__WORK TO BE COMPLETED__
Extract every line of the material that holds the string "would".

** BEGIN AVAILABLE DATA **

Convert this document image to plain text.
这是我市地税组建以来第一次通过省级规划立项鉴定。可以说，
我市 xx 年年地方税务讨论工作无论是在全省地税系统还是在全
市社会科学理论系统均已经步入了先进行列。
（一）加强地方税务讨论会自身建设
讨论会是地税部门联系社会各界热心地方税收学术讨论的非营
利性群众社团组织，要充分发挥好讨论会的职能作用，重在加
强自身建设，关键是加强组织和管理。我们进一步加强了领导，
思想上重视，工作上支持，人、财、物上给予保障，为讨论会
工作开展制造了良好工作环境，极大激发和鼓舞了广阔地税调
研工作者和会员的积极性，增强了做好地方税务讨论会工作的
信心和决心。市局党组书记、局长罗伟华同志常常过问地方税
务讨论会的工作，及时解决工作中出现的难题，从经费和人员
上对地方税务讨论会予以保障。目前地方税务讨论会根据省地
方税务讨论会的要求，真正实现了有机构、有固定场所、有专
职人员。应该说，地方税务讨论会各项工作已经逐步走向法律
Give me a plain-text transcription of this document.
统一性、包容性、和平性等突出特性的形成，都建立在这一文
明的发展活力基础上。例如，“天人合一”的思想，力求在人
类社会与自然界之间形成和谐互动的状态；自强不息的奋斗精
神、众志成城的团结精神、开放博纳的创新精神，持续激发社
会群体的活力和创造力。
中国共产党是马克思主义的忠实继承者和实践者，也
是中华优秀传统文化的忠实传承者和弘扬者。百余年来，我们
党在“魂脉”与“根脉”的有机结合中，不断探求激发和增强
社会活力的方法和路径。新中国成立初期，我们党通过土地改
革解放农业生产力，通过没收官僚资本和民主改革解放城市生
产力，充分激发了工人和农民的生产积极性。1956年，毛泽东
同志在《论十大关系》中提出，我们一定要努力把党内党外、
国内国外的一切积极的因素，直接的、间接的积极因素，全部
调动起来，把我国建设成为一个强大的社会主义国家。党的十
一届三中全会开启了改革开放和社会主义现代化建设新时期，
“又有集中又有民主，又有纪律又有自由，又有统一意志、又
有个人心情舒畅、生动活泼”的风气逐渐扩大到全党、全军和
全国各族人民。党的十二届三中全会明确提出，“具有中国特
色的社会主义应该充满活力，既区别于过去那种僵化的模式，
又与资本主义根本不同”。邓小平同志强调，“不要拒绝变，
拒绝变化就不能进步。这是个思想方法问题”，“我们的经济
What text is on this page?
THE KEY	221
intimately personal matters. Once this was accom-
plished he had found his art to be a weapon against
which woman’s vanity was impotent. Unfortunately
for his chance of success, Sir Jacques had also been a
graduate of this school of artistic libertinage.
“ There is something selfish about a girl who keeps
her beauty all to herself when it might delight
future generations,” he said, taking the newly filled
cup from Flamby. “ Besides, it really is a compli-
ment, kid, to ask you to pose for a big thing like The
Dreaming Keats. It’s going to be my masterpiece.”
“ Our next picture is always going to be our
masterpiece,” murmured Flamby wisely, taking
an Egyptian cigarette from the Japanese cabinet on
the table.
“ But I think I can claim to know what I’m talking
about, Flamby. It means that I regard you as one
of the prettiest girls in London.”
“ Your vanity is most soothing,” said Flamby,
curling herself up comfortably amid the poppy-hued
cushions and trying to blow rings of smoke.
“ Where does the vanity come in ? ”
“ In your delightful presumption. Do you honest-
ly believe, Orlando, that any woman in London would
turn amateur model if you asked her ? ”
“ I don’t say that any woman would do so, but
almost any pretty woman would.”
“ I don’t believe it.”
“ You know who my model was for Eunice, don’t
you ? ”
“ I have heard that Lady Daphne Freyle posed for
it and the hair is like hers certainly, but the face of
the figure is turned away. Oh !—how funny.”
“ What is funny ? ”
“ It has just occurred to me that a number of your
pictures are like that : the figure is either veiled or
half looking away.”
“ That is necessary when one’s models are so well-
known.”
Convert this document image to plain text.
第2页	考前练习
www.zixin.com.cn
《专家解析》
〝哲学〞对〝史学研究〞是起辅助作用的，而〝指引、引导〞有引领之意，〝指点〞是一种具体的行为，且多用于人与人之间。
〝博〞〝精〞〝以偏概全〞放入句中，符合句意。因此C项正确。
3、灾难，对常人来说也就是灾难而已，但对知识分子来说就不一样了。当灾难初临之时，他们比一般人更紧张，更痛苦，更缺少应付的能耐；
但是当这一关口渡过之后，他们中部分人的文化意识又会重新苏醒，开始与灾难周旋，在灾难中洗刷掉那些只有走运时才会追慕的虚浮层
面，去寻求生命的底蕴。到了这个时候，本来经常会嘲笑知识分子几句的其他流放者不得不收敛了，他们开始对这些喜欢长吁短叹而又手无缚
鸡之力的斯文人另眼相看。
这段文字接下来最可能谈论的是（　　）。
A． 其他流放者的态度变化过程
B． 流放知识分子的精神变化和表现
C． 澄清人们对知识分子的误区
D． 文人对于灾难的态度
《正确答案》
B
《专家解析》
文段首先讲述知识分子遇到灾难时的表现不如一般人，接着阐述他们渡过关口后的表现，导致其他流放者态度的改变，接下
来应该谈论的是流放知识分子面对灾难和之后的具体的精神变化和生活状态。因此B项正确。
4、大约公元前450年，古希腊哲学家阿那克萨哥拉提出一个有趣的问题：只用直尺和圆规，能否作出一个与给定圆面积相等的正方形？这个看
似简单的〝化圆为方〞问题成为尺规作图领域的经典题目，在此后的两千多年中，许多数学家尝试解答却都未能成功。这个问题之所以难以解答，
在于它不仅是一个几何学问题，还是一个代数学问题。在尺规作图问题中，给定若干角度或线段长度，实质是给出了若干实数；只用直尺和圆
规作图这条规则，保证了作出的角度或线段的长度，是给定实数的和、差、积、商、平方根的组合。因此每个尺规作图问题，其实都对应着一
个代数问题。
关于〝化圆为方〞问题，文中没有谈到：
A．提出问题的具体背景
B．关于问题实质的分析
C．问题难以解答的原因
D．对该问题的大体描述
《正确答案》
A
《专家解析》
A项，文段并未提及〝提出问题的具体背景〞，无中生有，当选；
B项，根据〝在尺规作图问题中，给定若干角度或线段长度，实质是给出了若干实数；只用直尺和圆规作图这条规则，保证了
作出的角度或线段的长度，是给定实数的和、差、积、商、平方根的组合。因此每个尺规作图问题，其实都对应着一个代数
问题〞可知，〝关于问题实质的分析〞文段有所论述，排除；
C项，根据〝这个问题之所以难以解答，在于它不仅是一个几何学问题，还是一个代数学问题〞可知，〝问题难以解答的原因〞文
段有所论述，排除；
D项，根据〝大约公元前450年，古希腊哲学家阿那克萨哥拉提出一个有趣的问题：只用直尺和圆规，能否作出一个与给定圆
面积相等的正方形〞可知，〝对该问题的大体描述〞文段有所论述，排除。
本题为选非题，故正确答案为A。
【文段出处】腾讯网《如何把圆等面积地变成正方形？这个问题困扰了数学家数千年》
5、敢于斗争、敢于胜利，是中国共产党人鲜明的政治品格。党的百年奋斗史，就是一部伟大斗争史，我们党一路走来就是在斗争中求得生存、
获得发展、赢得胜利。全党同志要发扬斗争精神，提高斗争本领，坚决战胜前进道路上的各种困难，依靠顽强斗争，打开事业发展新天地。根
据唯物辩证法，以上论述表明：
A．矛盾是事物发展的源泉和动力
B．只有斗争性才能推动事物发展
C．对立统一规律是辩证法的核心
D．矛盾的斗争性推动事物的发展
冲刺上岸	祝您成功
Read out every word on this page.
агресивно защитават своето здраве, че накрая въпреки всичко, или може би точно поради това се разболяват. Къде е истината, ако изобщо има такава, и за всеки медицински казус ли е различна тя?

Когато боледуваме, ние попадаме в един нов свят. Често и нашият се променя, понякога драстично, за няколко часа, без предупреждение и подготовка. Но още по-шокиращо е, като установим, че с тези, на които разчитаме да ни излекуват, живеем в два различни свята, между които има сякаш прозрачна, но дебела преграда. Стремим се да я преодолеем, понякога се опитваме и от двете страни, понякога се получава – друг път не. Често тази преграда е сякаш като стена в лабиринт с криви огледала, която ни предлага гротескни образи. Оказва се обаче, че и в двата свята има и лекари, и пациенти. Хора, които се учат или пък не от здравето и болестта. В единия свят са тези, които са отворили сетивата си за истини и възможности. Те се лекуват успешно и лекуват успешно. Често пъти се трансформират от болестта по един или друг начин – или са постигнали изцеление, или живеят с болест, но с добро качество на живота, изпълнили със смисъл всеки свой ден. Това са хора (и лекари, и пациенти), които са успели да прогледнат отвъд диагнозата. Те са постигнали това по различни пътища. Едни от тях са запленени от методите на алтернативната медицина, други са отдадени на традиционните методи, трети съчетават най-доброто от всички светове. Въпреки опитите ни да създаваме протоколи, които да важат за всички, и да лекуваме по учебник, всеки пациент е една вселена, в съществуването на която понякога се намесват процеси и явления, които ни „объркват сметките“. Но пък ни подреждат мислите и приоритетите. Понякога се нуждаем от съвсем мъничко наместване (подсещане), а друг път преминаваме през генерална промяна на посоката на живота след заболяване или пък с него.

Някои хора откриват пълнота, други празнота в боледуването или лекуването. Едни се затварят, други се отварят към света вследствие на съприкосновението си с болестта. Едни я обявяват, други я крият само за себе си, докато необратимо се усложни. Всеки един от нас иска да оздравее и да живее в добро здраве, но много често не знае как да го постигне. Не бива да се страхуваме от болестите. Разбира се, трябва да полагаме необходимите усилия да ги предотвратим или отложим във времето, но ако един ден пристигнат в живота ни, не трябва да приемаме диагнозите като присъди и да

** END AVAILABLE DATA **

__SOLUTION TO THE PROBLEM__
ly believe, Orlando, that any woman in London would
“ I don’t say that any woman would do so, but
almost any pretty woman would.”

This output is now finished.